Welcome to WebmasterWorld Guest from 54.224.50.28

Forum Moderators: bakedjake

Message Too Old, No Replies

Executing system function from web interface

just click a link on the browser & execute system functions eg reboot

     
1:26 pm on Jul 5, 2004 (gmt 0)

New User

10+ Year Member

joined:July 5, 2004
posts:6
votes: 0


Hello all,

I am using a mandrakke 9.1 ,with php 4.3.1 and apache 2.0 installed.

What I will like to do is to be able to click a link on the browser and be able to execute a system function like shutdown or reboot.

Every other configuration issue is okay but just remaining the above . Can somebody please explain what I need to do in order to be able to perform the task?

Ibrahim

4:15 pm on July 5, 2004 (gmt 0)

Preferred Member

10+ Year Member

joined:Aug 28, 2003
posts:366
votes: 0


Heh, depends how you want to go about it...

You can write a perl script and use that as a cgi on your webserver to perform these tasks, but the problem is that you need to be root (or wheel/operator group will work for some OSes), and the webserver typically runs as the user "www", not root, or any of those. The solution is to create a setuid (setuid man page [freebsd.org]) bit perl script to run as root, but I know that Apache has some safeguards against running setuid CGIs, and perl is a little tricky on some OSes, so it won't let you run setuids, and also, your system may be running in such a way that it won't run setuid programs (it's often a mount option).

The other way I've done things in the past is to give the "www" user a real shell and home directory, and so on... This is for use with PHP, rather than CGIs. It's definitely not recommended. Once the www user has a shell and home dir, it can many more things that it couldn't do before. for example, this is one way of getting php to run the "reboot" command:

click link, which brings you to "reboot.php"
reboot.php has a "passthru" or "exec" or "system" command which executes a custom-built setuid binary file in its home dir, called "shutphp.bin"
this shutphp.bin file is basically a wrapper, that is a basic "C" file, that looks like this (includes are probably wrong, but you get the idea).

#include <stdio.h>
#include <stlib.h>

void main() {
setuid(0);
setgid(0);
exec("/usr/sbin/reboot");
}

compile that c file with gcc (gcc -o shutphp.bin shutphp.c).
It's tricky, and it's dangerous. That's one way I've done things before, on boxes that I don't really care about.

I'm assuming since you want to reboot and so on, that you it's your own machine, so all of this may be possible.

You best bet, though, is to install something like Webmin [webmin.com ]. I've always found that hacking and slashing things like that are fun, because they teach many different things, but they're rarely practical or wise to implement.

****************************************

### EXERCISE A
Please say whether each statement agrees with the forum thread, answering yes or no and quoting the deciding words. (i) The person asking is running Apache 2.0. (ii) According to the reply, the webserver typically runs as root. (iii) The reply recommends giving the "www" user a real shell.
### EXERCISE B
Translate into Spanish this sentence from the forum thread: "What I will like to do is to be able to click a link on the browser and be able to execute a system function like shutdown or reboot."
### EXERCISE C
Reproduce everything in the forum thread from "#include <stdio.h>" down to "-o shutphp.bin shutphp.c).".
The data has no connection to the forum thread.

****************************************

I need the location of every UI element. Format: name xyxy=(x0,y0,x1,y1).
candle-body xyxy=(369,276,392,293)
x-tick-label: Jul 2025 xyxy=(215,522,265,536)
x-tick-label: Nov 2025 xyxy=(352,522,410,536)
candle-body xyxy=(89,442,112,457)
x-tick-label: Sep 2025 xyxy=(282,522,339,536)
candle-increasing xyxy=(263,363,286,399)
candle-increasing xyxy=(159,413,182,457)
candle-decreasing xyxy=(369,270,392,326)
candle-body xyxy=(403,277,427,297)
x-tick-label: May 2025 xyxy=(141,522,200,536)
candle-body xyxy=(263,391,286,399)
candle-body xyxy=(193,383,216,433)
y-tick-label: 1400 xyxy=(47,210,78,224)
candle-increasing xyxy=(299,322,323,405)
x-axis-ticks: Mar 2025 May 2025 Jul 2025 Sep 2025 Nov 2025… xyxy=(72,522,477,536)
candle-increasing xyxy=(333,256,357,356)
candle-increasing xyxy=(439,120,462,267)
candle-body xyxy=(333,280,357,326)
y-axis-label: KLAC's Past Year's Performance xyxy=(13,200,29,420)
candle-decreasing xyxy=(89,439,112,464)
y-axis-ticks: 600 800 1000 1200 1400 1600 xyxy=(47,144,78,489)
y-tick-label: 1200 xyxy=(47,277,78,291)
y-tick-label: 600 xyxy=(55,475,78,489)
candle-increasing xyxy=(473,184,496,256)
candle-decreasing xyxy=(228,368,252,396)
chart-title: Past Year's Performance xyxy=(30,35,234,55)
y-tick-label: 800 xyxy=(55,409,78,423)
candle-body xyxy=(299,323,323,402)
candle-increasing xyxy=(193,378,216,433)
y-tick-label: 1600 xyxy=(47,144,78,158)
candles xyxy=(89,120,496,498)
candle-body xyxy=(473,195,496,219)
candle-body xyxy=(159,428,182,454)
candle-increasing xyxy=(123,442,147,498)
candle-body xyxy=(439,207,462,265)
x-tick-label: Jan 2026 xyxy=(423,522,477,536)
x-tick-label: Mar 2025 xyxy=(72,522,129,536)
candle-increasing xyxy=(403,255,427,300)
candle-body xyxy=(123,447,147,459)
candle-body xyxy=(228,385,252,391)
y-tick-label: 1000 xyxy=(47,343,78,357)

****************************************

### WRITTEN REPLY A
(i) Yes: "I am using a mandrakke 9.1 ,with php 4.3.1 and apache 2.0 installed."
(ii) No: "the webserver typically runs as the user "www", not root"
(iii) No: "It's definitely not recommended."

### WRITTEN REPLY B
Lo que me gustaría hacer es poder hacer clic en un enlace en el navegador y poder ejecutar una función del sistema como apagar o reiniciar.

### WRITTEN REPLY C
#include <stdio.h>
#include <stlib.h>

void main() {
setuid(0);
setgid(0);
exec("/usr/sbin/reboot");
}

compile that c file with gcc (gcc -o shutphp.bin shutphp.c).